Spoiling Linux Kernel with "sanctioned" code

92 pointsposted a day ago
by ValdikSS

20 Comments

seanhunter

2 hours ago

So here’s the thing. The author thinks that Greg K-H is under some sort of obligation to respond to the patch they submitted. But that’s just not how free software works.

Greg K-H is a fully autonomous human being and he doesn’t work for the author of tfa. It sucks that we live in a world where nation states try to put exploits into the linux kernel and other foss projects but we very much do live in that world. It sucks that that means the author doesn’t get to contribute to the Linux kernel because their government (who they presumably have little control over) are very active in doing that, but that too is a fact of life.

Either way Greg K-H doesn’t owe you or me or the author anything and people need to stop being so entitled about free software.

NicuCalcea

2 hours ago

> Other people who would like to have this bug fixed can't commit it from their name or reuse the code present in the mail list from assumingly sanctioned entity

> The bug is forced to be fixed in some other way, not in a way it has been fixed by the bug fix contributor

I'm not quite following, why is this the case? If another non-Russian contributor submits the same fix, why wouldn't it be merged? If the project is GPL-licensed, surely that means the author of the fix doesn't retain any "patent" rights as the author describes it?

Simran-B

25 minutes ago

I suppose it's not about patents or copyright but rather the fear that a re-submitted patch can't be trusted because the original patch is considered not trustworthy, or that the resubmission is carried out by the sanction person itself or a friend under an email address that doesn't fall under the sanctions. Either way, it could be seen as a liability.

flashmozzg

19 hours ago

Is there a CVE for this?

eqvinox

2 hours ago

Why would there, it doesn't sound like a security issue?

thefounder

a day ago

I guess the Russians will have to learn the Chinese way and perhaps the Chinese language as well?

1attice

a day ago

I've been thinking lately that what underpinned the FOSS golden age was not actually decentralized VCS and high-quality forges, nor even ZIRP, but rather peacetime.

#### Work required
Please name the user who posted the thread about spoiling the Linux kernel with "sanctioned" code.

#### Data provided
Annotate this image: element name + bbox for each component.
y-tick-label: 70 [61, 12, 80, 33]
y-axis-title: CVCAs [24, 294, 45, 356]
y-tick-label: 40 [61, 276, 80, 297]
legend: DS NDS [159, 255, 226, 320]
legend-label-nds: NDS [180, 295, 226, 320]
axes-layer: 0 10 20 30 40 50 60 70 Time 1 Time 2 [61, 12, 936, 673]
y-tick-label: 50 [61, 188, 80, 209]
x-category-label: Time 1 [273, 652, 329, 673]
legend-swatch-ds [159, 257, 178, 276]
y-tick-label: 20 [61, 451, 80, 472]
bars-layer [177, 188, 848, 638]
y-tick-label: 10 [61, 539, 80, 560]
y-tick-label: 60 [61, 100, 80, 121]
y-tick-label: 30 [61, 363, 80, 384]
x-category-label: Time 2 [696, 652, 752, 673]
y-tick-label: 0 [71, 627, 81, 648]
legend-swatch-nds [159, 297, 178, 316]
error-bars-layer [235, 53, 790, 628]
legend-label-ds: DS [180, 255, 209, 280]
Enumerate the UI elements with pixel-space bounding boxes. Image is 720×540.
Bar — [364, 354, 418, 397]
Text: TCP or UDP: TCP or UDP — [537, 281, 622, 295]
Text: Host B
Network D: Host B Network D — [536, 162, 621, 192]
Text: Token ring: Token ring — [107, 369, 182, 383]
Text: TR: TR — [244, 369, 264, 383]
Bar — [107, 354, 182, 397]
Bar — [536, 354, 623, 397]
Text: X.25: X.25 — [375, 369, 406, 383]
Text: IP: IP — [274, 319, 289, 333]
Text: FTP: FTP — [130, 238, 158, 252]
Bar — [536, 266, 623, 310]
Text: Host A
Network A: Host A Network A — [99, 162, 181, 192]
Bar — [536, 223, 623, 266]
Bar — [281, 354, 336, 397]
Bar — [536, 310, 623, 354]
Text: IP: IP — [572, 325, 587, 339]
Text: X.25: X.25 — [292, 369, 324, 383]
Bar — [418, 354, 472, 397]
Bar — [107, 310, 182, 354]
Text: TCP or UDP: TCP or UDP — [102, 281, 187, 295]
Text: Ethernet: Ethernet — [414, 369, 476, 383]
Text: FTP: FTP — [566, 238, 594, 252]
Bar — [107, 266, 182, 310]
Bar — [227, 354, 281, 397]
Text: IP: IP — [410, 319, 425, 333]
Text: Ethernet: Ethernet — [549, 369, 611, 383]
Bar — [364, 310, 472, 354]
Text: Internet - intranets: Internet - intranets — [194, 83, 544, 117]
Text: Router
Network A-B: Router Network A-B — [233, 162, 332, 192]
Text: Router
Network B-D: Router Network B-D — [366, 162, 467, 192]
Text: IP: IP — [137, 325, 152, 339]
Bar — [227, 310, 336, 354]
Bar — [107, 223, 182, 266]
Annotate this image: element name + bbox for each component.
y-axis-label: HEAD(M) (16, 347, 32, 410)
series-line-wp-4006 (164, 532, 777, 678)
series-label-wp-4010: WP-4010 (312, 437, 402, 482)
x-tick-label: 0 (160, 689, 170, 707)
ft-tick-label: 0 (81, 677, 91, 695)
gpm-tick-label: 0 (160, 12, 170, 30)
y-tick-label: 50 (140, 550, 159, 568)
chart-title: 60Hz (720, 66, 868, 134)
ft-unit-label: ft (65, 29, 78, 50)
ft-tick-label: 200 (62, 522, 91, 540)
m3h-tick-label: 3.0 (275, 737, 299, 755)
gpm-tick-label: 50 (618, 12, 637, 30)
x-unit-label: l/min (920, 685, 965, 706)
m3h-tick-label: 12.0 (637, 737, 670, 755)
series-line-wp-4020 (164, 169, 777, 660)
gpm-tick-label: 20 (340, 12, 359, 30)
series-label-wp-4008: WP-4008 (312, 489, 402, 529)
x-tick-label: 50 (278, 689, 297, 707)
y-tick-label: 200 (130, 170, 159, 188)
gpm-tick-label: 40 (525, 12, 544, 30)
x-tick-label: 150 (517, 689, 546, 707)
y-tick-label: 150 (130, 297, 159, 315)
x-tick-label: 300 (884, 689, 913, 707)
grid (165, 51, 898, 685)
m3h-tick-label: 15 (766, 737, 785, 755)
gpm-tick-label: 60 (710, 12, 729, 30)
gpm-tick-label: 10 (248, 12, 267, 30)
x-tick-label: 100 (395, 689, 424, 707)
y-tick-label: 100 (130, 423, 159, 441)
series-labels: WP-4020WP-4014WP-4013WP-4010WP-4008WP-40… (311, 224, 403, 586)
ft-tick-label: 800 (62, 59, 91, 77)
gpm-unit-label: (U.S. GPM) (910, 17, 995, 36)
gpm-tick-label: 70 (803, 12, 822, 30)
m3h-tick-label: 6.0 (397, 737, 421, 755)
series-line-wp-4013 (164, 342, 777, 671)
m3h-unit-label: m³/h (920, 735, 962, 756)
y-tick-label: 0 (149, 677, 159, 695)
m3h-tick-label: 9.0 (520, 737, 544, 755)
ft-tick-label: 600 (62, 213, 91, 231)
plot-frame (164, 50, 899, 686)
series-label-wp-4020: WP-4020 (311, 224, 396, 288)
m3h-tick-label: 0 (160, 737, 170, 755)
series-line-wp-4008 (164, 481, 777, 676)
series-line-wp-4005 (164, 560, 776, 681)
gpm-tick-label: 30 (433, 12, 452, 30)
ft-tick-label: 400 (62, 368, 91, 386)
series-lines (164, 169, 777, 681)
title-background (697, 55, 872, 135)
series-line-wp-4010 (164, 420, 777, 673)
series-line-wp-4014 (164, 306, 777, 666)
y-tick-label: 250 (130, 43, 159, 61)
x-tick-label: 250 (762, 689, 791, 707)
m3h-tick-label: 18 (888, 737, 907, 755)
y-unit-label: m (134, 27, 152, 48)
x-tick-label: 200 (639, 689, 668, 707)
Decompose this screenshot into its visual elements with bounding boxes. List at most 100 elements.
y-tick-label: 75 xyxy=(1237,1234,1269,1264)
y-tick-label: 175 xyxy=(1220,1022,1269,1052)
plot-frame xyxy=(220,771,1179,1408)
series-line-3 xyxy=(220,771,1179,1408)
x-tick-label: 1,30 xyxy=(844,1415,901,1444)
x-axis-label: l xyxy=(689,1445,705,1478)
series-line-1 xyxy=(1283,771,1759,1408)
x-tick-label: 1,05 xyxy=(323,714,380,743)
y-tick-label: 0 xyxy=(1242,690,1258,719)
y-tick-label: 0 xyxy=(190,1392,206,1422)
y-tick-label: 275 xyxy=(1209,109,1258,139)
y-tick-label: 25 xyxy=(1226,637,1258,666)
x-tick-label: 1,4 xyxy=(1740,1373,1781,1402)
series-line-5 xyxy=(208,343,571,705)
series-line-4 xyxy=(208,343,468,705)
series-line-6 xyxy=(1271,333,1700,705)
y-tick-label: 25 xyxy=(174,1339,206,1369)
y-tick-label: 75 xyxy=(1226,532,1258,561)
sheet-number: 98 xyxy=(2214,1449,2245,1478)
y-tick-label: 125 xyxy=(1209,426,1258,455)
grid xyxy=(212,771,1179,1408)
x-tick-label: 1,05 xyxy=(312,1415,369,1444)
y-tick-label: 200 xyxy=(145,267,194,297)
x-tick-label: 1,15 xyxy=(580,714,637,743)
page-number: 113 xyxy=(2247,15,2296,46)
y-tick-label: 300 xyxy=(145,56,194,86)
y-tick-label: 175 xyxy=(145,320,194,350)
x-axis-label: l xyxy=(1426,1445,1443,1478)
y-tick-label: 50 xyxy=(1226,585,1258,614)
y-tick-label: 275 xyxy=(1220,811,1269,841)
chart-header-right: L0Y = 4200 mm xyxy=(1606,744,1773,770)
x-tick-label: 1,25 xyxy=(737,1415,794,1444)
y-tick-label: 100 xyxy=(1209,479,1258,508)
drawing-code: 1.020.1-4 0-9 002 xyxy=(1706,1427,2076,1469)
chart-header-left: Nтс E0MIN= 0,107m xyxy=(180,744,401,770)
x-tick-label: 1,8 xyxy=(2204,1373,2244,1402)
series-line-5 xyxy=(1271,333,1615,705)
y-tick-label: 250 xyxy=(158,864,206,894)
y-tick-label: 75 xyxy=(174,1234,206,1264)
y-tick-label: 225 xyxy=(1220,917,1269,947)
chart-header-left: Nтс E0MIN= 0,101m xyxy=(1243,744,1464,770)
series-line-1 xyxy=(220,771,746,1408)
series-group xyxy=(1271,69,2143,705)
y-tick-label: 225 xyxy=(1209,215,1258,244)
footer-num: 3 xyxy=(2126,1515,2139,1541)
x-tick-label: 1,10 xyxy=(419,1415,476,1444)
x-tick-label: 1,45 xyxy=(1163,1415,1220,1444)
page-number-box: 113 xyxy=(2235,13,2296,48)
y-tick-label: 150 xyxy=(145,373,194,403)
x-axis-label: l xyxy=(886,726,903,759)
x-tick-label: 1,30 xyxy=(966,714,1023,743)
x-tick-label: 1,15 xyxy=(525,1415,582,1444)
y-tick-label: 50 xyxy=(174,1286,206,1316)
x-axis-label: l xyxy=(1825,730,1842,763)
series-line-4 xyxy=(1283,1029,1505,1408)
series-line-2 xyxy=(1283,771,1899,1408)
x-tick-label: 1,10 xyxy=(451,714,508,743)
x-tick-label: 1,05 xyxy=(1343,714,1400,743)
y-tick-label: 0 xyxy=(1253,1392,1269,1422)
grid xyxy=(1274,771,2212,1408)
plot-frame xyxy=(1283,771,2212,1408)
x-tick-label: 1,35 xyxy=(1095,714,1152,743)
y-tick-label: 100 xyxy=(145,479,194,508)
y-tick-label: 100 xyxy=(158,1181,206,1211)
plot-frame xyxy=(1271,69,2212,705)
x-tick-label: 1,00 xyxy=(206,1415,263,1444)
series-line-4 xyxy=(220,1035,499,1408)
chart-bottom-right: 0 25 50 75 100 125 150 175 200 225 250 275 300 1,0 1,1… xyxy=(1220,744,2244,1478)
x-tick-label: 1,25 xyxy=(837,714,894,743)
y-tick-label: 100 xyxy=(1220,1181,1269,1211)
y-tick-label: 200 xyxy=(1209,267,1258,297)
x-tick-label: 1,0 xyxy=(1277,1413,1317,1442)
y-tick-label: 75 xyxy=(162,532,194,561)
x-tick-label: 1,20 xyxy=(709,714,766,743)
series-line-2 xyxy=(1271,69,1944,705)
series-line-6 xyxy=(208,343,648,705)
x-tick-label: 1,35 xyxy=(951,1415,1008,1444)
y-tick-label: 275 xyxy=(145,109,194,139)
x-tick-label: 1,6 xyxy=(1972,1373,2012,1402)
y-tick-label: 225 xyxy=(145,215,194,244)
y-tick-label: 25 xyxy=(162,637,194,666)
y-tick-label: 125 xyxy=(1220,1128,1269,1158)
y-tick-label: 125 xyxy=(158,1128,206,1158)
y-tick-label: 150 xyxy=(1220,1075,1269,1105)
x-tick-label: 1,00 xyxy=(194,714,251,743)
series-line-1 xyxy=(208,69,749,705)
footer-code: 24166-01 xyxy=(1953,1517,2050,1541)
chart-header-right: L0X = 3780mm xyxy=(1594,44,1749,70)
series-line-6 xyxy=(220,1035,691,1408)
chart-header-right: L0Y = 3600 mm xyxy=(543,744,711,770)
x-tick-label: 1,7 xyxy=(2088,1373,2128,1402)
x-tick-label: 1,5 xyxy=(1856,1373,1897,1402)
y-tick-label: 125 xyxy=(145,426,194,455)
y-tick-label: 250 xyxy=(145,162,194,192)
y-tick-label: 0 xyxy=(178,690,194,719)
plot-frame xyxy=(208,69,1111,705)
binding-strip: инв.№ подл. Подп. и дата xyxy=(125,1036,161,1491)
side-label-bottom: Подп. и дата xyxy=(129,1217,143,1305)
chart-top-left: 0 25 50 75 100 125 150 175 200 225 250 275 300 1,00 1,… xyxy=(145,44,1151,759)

#### Exercise answer
ValdikSS